───── Extrait du texte

Sarah Schinasi a réussi à imposer son nom dans l’univers très fermé de la scène lyrique.  Depuis plus de vingt-cinq ans elle arpente les scènes du monde entier. Elle répète au TNN dans le Chat en Poche avec Muriel Mayette-Holtz une pièce décapante et hilarante de la scénariste Anat Gov. .

Combien de  femmes se revendiquent le titre de metteur-en-scène d’opéra ? Bien peu en réalité, car la scène lyrique est encore majoritairement masculine, le monde anglo-saxon semble toutefois faire exception à cette règle avec trois metteur-en-scène qui ont atteint le firmament de leur Art : Deborah Warner, Katie Mitchell et Fiona Shaw.

Inutile de préciser que pour s’imposer dans cet univers impitoyable pour les femmes, il convient de faire montre d’un talent exceptionnel.

L’Italie possède sa metteur-en-scène d’opéra en la personne de Sarah Schinasi, fille du célèbre peintre, père du néo-futurisme, Daniel Schinasi elle a fait ses classes en Toscane, mais aussi à Londres avant de diriger les plus grands opéras de par le monde.

──────────

(Objectif a)
Mettez sous forme de tableau Markdown la partie de la liste qui s'ouvre sur sa première ligne et se termine par la ligne contenant "caption-last-line: in 2008.: [369, 124, 417, 139]", toutes deux incluses, sans les lignes vides. Utilisez deux colonnes nommées « Numéro » et « Ligne de la liste ».
Le texte et la liste n'ont aucun rapport entre eux.

───── Données de l'exercice

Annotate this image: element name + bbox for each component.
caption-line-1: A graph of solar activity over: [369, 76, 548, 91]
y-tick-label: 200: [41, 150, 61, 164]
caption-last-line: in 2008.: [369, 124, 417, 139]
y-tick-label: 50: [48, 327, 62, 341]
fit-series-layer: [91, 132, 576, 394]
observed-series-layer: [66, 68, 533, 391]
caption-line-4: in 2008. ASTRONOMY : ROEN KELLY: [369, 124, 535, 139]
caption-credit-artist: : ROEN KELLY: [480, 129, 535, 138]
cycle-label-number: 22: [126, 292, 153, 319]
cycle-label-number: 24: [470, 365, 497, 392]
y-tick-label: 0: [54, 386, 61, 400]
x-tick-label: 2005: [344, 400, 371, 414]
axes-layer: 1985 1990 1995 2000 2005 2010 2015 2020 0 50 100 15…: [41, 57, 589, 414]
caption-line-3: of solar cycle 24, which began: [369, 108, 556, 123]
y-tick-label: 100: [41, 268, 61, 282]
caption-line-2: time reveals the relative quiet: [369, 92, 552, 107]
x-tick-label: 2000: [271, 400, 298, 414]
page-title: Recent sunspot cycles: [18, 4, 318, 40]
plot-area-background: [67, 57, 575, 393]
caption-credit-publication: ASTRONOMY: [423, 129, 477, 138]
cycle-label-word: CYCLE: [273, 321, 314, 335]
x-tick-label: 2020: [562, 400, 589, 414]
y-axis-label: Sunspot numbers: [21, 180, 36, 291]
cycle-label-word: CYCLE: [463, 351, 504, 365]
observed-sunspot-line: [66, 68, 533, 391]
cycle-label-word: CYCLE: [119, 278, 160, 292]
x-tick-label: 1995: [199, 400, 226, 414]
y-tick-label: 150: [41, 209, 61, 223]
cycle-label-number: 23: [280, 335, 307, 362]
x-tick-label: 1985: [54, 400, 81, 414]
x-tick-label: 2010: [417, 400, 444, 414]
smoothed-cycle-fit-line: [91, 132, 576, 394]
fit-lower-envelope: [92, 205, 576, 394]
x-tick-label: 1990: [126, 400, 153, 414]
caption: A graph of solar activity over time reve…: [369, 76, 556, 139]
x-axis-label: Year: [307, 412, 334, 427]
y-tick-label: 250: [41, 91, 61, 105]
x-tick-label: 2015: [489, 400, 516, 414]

──────────

(Objectif b)
Traduisez en anglais cette phrase du texte sur Sarah Schinasi : « Inutile de préciser que pour s’imposer dans cet univers impitoyable pour les femmes, il convient de faire montre d’un talent exceptionnel. »

(Résultat complet a)
| Numéro | Ligne de la liste |
|---|---|
| 1 | Annotate this image: element name + bbox for each component. |
| 2 | caption-line-1: A graph of solar activity over: [369, 76, 548, 91] |
| 3 | y-tick-label: 200: [41, 150, 61, 164] |
| 4 | caption-last-line: in 2008.: [369, 124, 417, 139] |

(Résultat complet b)
Needless to say, to make one's mark in this world that is merciless toward women, one must display exceptional talent.